• _TASK GOAL_:
Make an exact copy of the listing below.

• _STORED ROWS_:
╭──
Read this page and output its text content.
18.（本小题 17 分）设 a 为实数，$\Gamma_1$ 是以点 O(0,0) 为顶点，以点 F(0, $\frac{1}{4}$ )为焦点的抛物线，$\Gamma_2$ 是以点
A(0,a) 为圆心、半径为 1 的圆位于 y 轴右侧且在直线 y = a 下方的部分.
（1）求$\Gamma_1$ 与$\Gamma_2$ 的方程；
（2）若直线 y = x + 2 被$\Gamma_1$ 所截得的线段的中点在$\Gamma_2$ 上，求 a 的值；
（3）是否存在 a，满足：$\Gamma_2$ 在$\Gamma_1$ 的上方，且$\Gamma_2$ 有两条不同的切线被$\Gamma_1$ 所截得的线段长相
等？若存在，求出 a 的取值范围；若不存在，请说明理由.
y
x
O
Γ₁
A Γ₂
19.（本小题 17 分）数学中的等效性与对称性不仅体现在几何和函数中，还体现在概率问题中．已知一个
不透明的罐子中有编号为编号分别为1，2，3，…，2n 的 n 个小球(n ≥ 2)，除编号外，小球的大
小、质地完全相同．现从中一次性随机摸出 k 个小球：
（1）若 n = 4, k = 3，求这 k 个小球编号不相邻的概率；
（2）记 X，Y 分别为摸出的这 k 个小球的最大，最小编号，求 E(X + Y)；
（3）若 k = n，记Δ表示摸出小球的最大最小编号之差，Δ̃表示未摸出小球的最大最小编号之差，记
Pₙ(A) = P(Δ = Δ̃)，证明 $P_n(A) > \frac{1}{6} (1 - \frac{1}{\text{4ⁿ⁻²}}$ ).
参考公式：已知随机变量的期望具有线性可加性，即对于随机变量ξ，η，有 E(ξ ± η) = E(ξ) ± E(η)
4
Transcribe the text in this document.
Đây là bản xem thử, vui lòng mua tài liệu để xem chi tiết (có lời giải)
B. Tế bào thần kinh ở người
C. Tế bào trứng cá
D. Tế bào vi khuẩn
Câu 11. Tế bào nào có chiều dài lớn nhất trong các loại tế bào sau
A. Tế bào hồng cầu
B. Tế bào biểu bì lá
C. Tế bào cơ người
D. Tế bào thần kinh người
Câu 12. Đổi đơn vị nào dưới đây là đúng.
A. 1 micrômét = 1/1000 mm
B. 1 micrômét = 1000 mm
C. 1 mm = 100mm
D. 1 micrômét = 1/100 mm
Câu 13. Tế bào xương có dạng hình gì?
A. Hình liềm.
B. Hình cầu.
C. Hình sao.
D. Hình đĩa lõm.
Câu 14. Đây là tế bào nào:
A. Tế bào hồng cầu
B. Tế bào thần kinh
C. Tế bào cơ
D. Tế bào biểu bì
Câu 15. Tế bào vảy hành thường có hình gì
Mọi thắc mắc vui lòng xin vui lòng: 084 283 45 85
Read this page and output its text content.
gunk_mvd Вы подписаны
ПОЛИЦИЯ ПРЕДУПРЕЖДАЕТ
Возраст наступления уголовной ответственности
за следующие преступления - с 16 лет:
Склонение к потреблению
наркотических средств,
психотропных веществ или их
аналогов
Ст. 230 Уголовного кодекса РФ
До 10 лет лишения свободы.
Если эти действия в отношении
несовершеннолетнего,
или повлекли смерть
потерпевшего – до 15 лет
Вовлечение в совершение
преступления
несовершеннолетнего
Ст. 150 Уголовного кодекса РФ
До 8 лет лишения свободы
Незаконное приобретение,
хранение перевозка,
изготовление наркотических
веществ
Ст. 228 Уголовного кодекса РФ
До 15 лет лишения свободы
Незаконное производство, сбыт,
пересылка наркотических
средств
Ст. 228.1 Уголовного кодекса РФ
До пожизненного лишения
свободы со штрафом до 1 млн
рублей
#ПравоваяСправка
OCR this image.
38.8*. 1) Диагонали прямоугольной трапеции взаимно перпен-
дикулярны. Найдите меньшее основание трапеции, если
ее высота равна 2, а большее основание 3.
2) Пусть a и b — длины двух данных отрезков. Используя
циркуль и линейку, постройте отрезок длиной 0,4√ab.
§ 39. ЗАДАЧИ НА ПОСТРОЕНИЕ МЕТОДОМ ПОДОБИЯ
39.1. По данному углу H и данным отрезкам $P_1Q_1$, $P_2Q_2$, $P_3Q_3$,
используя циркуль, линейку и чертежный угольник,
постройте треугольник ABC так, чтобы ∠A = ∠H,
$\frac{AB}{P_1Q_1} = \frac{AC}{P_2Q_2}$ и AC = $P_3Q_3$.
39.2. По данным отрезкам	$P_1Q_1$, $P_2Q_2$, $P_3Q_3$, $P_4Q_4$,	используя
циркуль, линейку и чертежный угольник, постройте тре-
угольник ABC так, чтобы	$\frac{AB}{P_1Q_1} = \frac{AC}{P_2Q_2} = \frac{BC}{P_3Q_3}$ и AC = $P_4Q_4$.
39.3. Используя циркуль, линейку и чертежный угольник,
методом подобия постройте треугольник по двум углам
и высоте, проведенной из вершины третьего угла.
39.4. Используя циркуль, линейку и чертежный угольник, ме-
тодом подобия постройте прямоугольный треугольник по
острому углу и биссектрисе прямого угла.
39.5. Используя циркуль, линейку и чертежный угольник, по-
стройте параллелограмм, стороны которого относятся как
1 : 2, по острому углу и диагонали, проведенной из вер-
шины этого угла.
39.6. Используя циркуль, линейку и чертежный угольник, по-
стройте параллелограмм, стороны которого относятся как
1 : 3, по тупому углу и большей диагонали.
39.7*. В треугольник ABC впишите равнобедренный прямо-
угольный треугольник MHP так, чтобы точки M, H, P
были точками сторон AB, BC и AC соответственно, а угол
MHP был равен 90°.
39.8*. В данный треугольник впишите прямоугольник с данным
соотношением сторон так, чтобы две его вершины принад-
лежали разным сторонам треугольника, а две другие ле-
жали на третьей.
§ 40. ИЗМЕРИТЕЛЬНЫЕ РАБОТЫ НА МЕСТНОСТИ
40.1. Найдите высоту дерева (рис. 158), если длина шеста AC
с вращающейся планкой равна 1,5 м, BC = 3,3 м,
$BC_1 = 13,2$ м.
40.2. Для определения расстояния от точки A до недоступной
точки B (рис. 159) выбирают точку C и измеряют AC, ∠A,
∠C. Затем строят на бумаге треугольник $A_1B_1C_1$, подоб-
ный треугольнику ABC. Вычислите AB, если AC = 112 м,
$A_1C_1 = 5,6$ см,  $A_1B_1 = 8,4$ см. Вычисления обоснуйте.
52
╰──
• _RESULT BELOW_:
Read this page and output its text content.
18.（本小题 17 分）设 a 为实数，$\Gamma_1$ 是以点 O(0,0) 为顶点，以点 F(0, $\frac{1}{4}$ )为焦点的抛物线，$\Gamma_2$ 是以点
A(0,a) 为圆心、半径为 1 的圆位于 y 轴右侧且在直线 y = a 下方的部分.
（1）求$\Gamma_1$ 与$\Gamma_2$ 的方程；
（2）若直线 y = x + 2 被$\Gamma_1$ 所截得的线段的中点在$\Gamma_2$ 上，求 a 的值；
（3）是否存在 a，满足：$\Gamma_2$ 在$\Gamma_1$ 的上方，且$\Gamma_2$ 有两条不同的切线被$\Gamma_1$ 所截得的线段长相
等？若存在，求出 a 的取值范围；若不存在，请说明理由.
y
x
O
Γ₁
A Γ₂
19.（本小题 17 分）数学中的等效性与对称性不仅体现在几何和函数中，还体现在概率问题中．已知一个
不透明的罐子中有编号为编号分别为1，2，3，…，2n 的 n 个小球(n ≥ 2)，除编号外，小球的大
小、质地完全相同．现从中一次性随机摸出 k 个小球：
（1）若 n = 4, k = 3，求这 k 个小球编号不相邻的概率；
（2）记 X，Y 分别为摸出的这 k 个小球的最大，最小编号，求 E(X + Y)；
（3）若 k = n，记Δ表示摸出小球的最大最小编号之差，Δ̃表示未摸出小球的最大最小编号之差，记
Pₙ(A) = P(Δ = Δ̃)，证明 $P_n(A) > \frac{1}{6} (1 - \frac{1}{\text{4ⁿ⁻²}}$ ).
参考公式：已知随机变量的期望具有线性可加性，即对于随机变量ξ，η，有 E(ξ ± η) = E(ξ) ± E(η)
4
Transcribe the text in this document.
Đây là bản xem thử, vui lòng mua tài liệu để xem chi tiết (có lời giải)
B. Tế bào thần kinh ở người
C. Tế bào trứng cá
D. Tế bào vi khuẩn
Câu 11. Tế bào nào có chiều dài lớn nhất trong các loại tế bào sau
A. Tế bào hồng cầu
B. Tế bào biểu bì lá
C. Tế bào cơ người
D. Tế bào thần kinh người
Câu 12. Đổi đơn vị nào dưới đây là đúng.
A. 1 micrômét = 1/1000 mm
B. 1 micrômét = 1000 mm
C. 1 mm = 100mm
D. 1 micrômét = 1/100 mm
Câu 13. Tế bào xương có dạng hình gì?
A. Hình liềm.
B. Hình cầu.
C. Hình sao.
D. Hình đĩa lõm.
Câu 14. Đây là tế bào nào:
A. Tế bào hồng cầu
B. Tế bào thần kinh
C. Tế bào cơ
D. Tế bào biểu bì
Câu 15. Tế bào vảy hành thường có hình gì
Mọi thắc mắc vui lòng xin vui lòng: 084 283 45 85
Read this page and output its text content.
gunk_mvd Вы подписаны
ПОЛИЦИЯ ПРЕДУПРЕЖДАЕТ
Возраст наступления уголовной ответственности
за следующие преступления - с 16 лет:
Склонение к потреблению
наркотических средств,
психотропных веществ или их
аналогов
Ст. 230 Уголовного кодекса РФ
До 10 лет лишения свободы.
Если эти действия в отношении
несовершеннолетнего,
или повлекли смерть
потерпевшего – до 15 лет
Вовлечение в совершение
преступления
несовершеннолетнего
Ст. 150 Уголовного кодекса РФ
До 8 лет лишения свободы
Незаконное приобретение,
хранение перевозка,
изготовление наркотических
веществ
Ст. 228 Уголовного кодекса РФ
До 15 лет лишения свободы
Незаконное производство, сбыт,
пересылка наркотических
средств
Ст. 228.1 Уголовного кодекса РФ
До пожизненного лишения
свободы со штрафом до 1 млн
рублей
#ПравоваяСправка
OCR this image.
38.8*. 1) Диагонали прямоугольной трапеции взаимно перпен-
дикулярны. Найдите меньшее основание трапеции, если
ее высота равна 2, а большее основание 3.
2) Пусть a и b — длины двух данных отрезков. Используя
циркуль и линейку, постройте отрезок длиной 0,4√ab.
§ 39. ЗАДАЧИ НА ПОСТРОЕНИЕ МЕТОДОМ ПОДОБИЯ
39.1. По данному углу H и данным отрезкам $P_1Q_1$, $P_2Q_2$, $P_3Q_3$,
используя циркуль, линейку и чертежный угольник,
постройте треугольник ABC так, чтобы ∠A = ∠H,
$\frac{AB}{P_1Q_1} = \frac{AC}{P_2Q_2}$ и AC = $P_3Q_3$.
39.2. По данным отрезкам	$P_1Q_1$, $P_2Q_2$, $P_3Q_3$, $P_4Q_4$,	используя
циркуль, линейку и чертежный угольник, постройте тре-
угольник ABC так, чтобы	$\frac{AB}{P_1Q_1} = \frac{AC}{P_2Q_2} = \frac{BC}{P_3Q_3}$ и AC = $P_4Q_4$.
39.3. Используя циркуль, линейку и чертежный угольник,
методом подобия постройте треугольник по двум углам
и высоте, проведенной из вершины третьего угла.
39.4. Используя циркуль, линейку и чертежный угольник, ме-
тодом подобия постройте прямоугольный треугольник по
острому углу и биссектрисе прямого угла.
39.5. Используя циркуль, линейку и чертежный угольник, по-
стройте параллелограмм, стороны которого относятся как
1 : 2, по острому углу и диагонали, проведенной из вер-
шины этого угла.
39.6. Используя циркуль, линейку и чертежный угольник, по-
стройте параллелограмм, стороны которого относятся как
1 : 3, по тупому углу и большей диагонали.
39.7*. В треугольник ABC впишите равнобедренный прямо-
угольный треугольник MHP так, чтобы точки M, H, P
были точками сторон AB, BC и AC соответственно, а угол
MHP был равен 90°.
39.8*. В данный треугольник впишите прямоугольник с данным
соотношением сторон так, чтобы две его вершины принад-
лежали разным сторонам треугольника, а две другие ле-
жали на третьей.
§ 40. ИЗМЕРИТЕЛЬНЫЕ РАБОТЫ НА МЕСТНОСТИ
40.1. Найдите высоту дерева (рис. 158), если длина шеста AC
с вращающейся планкой равна 1,5 м, BC = 3,3 м,
$BC_1 = 13,2$ м.
40.2. Для определения расстояния от точки A до недоступной
точки B (рис. 159) выбирают точку C и измеряют AC, ∠A,
∠C. Затем строят на бумаге треугольник $A_1B_1C_1$, подоб-
ный треугольнику ABC. Вычислите AB, если AC = 112 м,
$A_1C_1 = 5,6$ см,  $A_1B_1 = 8,4$ см. Вычисления обоснуйте.
52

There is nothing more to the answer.